— start Material shown —

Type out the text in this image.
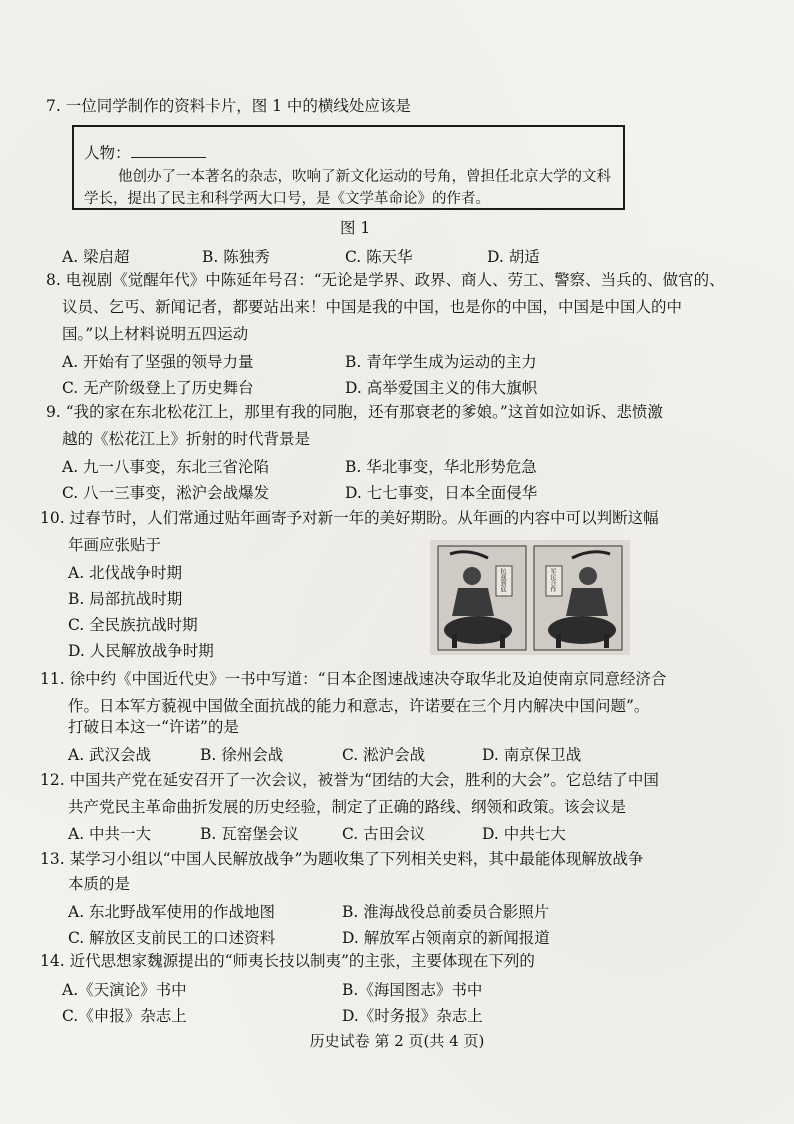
7. 一位同学制作的资料卡片，图 1 中的横线处应该是
人物：
他创办了一本著名的杂志，吹响了新文化运动的号角，曾担任北京大学的文科
学长，提出了民主和科学两大口号，是《文学革命论》的作者。
图 1
A. 梁启超	B. 陈独秀	C. 陈天华	D. 胡适
8. 电视剧《觉醒年代》中陈延年号召：“无论是学界、政界、商人、劳工、警察、当兵的、做官的、
议员、乞丐、新闻记者，都要站出来！中国是我的中国，也是你的中国，中国是中国人的中
国。”以上材料说明五四运动
A. 开始有了坚强的领导力量	B. 青年学生成为运动的主力
C. 无产阶级登上了历史舞台	D. 高举爱国主义的伟大旗帜
9. “我的家在东北松花江上，那里有我的同胞，还有那衰老的爹娘。”这首如泣如诉、悲愤激
越的《松花江上》折射的时代背景是
A. 九一八事变，东北三省沦陷	B. 华北事变，华北形势危急
C. 八一三事变，淞沪会战爆发	D. 七七事变，日本全面侵华
10. 过春节时，人们常通过贴年画寄予对新一年的美好期盼。从年画的内容中可以判断这幅
年画应张贴于
A. 北伐战争时期
B. 局部抗战时期
C. 全民族抗战时期
D. 人民解放战争时期
抗战到底	军民合作
11. 徐中约《中国近代史》一书中写道：“日本企图速战速决夺取华北及迫使南京同意经济合
作。日本军方藐视中国做全面抗战的能力和意志，许诺要在三个月内解决中国问题”。
打破日本这一“许诺”的是
A. 武汉会战	B. 徐州会战	C. 淞沪会战	D. 南京保卫战
12. 中国共产党在延安召开了一次会议，被誉为“团结的大会，胜利的大会”。它总结了中国
共产党民主革命曲折发展的历史经验，制定了正确的路线、纲领和政策。该会议是
A. 中共一大	B. 瓦窑堡会议	C. 古田会议	D. 中共七大
13. 某学习小组以“中国人民解放战争”为题收集了下列相关史料，其中最能体现解放战争
本质的是
A. 东北野战军使用的作战地图	B. 淮海战役总前委员合影照片
C. 解放区支前民工的口述资料	D. 解放军占领南京的新闻报道
14. 近代思想家魏源提出的“师夷长技以制夷”的主张，主要体现在下列的
A.《天演论》书中	B.《海国图志》书中
C.《申报》杂志上	D.《时务报》杂志上
历史试卷 第 2 页(共 4 页)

— end Material shown —

▶ **Exercise prompt**
All of the entries above should be duplicated exactly, except for the pictures.

▶ **Task solution**
Type out the text in this image.
7. 一位同学制作的资料卡片，图 1 中的横线处应该是
人物：
他创办了一本著名的杂志，吹响了新文化运动的号角，曾担任北京大学的文科
学长，提出了民主和科学两大口号，是《文学革命论》的作者。
图 1
A. 梁启超	B. 陈独秀	C. 陈天华	D. 胡适
8. 电视剧《觉醒年代》中陈延年号召：“无论是学界、政界、商人、劳工、警察、当兵的、做官的、
议员、乞丐、新闻记者，都要站出来！中国是我的中国，也是你的中国，中国是中国人的中
国。”以上材料说明五四运动
A. 开始有了坚强的领导力量	B. 青年学生成为运动的主力
C. 无产阶级登上了历史舞台	D. 高举爱国主义的伟大旗帜
9. “我的家在东北松花江上，那里有我的同胞，还有那衰老的爹娘。”这首如泣如诉、悲愤激
越的《松花江上》折射的时代背景是
A. 九一八事变，东北三省沦陷	B. 华北事变，华北形势危急
C. 八一三事变，淞沪会战爆发	D. 七七事变，日本全面侵华
10. 过春节时，人们常通过贴年画寄予对新一年的美好期盼。从年画的内容中可以判断这幅
年画应张贴于
A. 北伐战争时期
B. 局部抗战时期
C. 全民族抗战时期
D. 人民解放战争时期
抗战到底	军民合作
11. 徐中约《中国近代史》一书中写道：“日本企图速战速决夺取华北及迫使南京同意经济合
作。日本军方藐视中国做全面抗战的能力和意志，许诺要在三个月内解决中国问题”。
打破日本这一“许诺”的是
A. 武汉会战	B. 徐州会战	C. 淞沪会战	D. 南京保卫战
12. 中国共产党在延安召开了一次会议，被誉为“团结的大会，胜利的大会”。它总结了中国
共产党民主革命曲折发展的历史经验，制定了正确的路线、纲领和政策。该会议是
A. 中共一大	B. 瓦窑堡会议	C. 古田会议	D. 中共七大
13. 某学习小组以“中国人民解放战争”为题收集了下列相关史料，其中最能体现解放战争
本质的是
A. 东北野战军使用的作战地图	B. 淮海战役总前委员合影照片
C. 解放区支前民工的口述资料	D. 解放军占领南京的新闻报道
14. 近代思想家魏源提出的“师夷长技以制夷”的主张，主要体现在下列的
A.《天演论》书中	B.《海国图志》书中
C.《申报》杂志上	D.《时务报》杂志上
历史试卷 第 2 页(共 4 页)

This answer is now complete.